* **What you need to do**:
Report how many lines of the entries below contain the word "რეგისტრაცია", and nothing more.

== Data excerpts

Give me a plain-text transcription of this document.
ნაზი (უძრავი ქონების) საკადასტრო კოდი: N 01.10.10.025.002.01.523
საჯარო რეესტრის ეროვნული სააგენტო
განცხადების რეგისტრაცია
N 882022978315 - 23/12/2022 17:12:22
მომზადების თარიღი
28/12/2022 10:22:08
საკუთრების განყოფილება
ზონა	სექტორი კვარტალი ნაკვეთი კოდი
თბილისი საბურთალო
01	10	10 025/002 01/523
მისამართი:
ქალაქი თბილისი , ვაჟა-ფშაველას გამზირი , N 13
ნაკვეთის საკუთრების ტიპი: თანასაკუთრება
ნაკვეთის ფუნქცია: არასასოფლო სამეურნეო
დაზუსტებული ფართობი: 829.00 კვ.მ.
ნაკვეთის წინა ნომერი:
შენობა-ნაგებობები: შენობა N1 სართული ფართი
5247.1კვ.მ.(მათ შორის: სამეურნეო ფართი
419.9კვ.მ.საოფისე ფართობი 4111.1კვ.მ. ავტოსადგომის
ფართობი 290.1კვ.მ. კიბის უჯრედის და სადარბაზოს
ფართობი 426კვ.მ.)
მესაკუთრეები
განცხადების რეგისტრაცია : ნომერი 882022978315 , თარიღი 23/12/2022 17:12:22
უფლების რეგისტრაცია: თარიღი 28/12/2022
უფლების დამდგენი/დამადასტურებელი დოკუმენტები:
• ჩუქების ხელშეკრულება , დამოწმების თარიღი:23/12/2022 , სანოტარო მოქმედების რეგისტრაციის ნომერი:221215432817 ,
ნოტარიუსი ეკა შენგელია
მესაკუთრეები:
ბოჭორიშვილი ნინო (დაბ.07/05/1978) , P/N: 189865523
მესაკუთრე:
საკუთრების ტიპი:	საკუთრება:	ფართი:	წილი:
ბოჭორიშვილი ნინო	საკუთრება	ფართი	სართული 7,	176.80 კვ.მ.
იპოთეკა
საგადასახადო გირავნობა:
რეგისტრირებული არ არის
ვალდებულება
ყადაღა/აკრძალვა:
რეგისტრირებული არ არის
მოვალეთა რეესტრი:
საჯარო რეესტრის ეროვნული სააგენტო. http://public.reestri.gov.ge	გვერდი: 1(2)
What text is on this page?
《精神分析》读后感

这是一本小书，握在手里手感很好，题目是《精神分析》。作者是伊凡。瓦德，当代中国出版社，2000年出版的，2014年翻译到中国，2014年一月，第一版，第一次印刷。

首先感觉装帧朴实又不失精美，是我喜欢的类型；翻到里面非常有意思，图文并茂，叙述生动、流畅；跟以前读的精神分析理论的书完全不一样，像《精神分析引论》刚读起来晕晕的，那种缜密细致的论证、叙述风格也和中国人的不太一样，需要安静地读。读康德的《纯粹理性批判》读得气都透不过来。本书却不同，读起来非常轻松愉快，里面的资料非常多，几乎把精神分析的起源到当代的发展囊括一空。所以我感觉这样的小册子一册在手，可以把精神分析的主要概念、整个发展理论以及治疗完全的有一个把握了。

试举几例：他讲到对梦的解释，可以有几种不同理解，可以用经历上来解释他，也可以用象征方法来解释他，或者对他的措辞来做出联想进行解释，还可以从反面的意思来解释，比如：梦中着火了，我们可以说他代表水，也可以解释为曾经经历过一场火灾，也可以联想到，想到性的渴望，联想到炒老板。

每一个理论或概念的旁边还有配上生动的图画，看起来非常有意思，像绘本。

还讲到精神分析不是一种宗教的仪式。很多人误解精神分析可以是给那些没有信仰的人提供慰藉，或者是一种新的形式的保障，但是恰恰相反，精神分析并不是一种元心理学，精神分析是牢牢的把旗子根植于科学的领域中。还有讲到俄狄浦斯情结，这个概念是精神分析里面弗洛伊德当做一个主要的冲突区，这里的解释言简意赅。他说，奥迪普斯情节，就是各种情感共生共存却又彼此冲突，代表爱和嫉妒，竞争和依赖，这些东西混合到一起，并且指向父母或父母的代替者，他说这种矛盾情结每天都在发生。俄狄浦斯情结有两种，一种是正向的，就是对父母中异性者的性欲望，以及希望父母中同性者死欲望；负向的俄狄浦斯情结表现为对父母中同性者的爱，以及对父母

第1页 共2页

====

* **Written reply**:
3